Entries provided
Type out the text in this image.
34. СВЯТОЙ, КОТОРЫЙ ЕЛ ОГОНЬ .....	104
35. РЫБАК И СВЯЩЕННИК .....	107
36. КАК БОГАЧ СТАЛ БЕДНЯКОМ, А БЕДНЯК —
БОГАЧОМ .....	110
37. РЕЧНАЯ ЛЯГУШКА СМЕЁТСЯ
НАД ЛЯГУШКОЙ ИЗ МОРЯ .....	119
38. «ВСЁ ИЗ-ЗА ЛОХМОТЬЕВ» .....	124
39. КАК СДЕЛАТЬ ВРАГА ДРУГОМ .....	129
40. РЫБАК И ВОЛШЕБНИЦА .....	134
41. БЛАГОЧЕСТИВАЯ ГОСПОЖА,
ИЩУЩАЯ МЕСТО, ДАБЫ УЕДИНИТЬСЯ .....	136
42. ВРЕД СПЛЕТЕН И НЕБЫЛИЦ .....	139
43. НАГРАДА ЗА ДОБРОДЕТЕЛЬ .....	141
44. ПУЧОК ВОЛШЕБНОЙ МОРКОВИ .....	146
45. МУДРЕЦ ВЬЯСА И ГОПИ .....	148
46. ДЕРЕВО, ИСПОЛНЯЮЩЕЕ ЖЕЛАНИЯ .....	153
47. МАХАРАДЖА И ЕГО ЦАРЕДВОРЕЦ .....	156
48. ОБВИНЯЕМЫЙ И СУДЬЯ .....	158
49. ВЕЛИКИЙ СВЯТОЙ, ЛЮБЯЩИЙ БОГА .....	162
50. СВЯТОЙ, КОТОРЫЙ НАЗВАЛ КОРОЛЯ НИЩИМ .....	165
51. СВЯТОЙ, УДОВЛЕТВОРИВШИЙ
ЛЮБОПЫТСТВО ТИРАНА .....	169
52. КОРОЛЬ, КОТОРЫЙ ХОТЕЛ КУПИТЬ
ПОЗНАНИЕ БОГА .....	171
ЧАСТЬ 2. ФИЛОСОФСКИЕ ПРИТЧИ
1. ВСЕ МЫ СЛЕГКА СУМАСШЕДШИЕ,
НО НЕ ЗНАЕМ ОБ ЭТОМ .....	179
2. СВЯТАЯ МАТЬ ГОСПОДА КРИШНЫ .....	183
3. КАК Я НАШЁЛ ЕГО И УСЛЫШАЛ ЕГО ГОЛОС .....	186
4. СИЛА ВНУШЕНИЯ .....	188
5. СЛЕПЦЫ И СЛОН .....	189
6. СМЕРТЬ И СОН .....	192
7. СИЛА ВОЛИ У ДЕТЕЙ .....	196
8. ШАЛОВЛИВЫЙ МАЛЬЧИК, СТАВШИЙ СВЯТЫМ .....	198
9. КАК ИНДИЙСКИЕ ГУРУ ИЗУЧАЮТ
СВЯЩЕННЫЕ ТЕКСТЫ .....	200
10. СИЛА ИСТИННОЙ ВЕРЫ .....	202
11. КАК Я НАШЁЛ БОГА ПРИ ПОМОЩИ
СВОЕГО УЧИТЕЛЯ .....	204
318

Brief
Copy every line of the material, please, keeping it exactly the same.

Reply to the task
Type out the text in this image.
34. СВЯТОЙ, КОТОРЫЙ ЕЛ ОГОНЬ .....	104
35. РЫБАК И СВЯЩЕННИК .....	107
36. КАК БОГАЧ СТАЛ БЕДНЯКОМ, А БЕДНЯК —
БОГАЧОМ .....	110
37. РЕЧНАЯ ЛЯГУШКА СМЕЁТСЯ
НАД ЛЯГУШКОЙ ИЗ МОРЯ .....	119
38. «ВСЁ ИЗ-ЗА ЛОХМОТЬЕВ» .....	124
39. КАК СДЕЛАТЬ ВРАГА ДРУГОМ .....	129
40. РЫБАК И ВОЛШЕБНИЦА .....	134
41. БЛАГОЧЕСТИВАЯ ГОСПОЖА,
ИЩУЩАЯ МЕСТО, ДАБЫ УЕДИНИТЬСЯ .....	136
42. ВРЕД СПЛЕТЕН И НЕБЫЛИЦ .....	139
43. НАГРАДА ЗА ДОБРОДЕТЕЛЬ .....	141
44. ПУЧОК ВОЛШЕБНОЙ МОРКОВИ .....	146
45. МУДРЕЦ ВЬЯСА И ГОПИ .....	148
46. ДЕРЕВО, ИСПОЛНЯЮЩЕЕ ЖЕЛАНИЯ .....	153
47. МАХАРАДЖА И ЕГО ЦАРЕДВОРЕЦ .....	156
48. ОБВИНЯЕМЫЙ И СУДЬЯ .....	158
49. ВЕЛИКИЙ СВЯТОЙ, ЛЮБЯЩИЙ БОГА .....	162
50. СВЯТОЙ, КОТОРЫЙ НАЗВАЛ КОРОЛЯ НИЩИМ .....	165
51. СВЯТОЙ, УДОВЛЕТВОРИВШИЙ
ЛЮБОПЫТСТВО ТИРАНА .....	169
52. КОРОЛЬ, КОТОРЫЙ ХОТЕЛ КУПИТЬ
ПОЗНАНИЕ БОГА .....	171
ЧАСТЬ 2. ФИЛОСОФСКИЕ ПРИТЧИ
1. ВСЕ МЫ СЛЕГКА СУМАСШЕДШИЕ,
НО НЕ ЗНАЕМ ОБ ЭТОМ .....	179
2. СВЯТАЯ МАТЬ ГОСПОДА КРИШНЫ .....	183
3. КАК Я НАШЁЛ ЕГО И УСЛЫШАЛ ЕГО ГОЛОС .....	186
4. СИЛА ВНУШЕНИЯ .....	188
5. СЛЕПЦЫ И СЛОН .....	189
6. СМЕРТЬ И СОН .....	192
7. СИЛА ВОЛИ У ДЕТЕЙ .....	196
8. ШАЛОВЛИВЫЙ МАЛЬЧИК, СТАВШИЙ СВЯТЫМ .....	198
9. КАК ИНДИЙСКИЕ ГУРУ ИЗУЧАЮТ
СВЯЩЕННЫЕ ТЕКСТЫ .....	200
10. СИЛА ИСТИННОЙ ВЕРЫ .....	202
11. КАК Я НАШЁЛ БОГА ПРИ ПОМОЩИ
СВОЕГО УЧИТЕЛЯ .....	204
318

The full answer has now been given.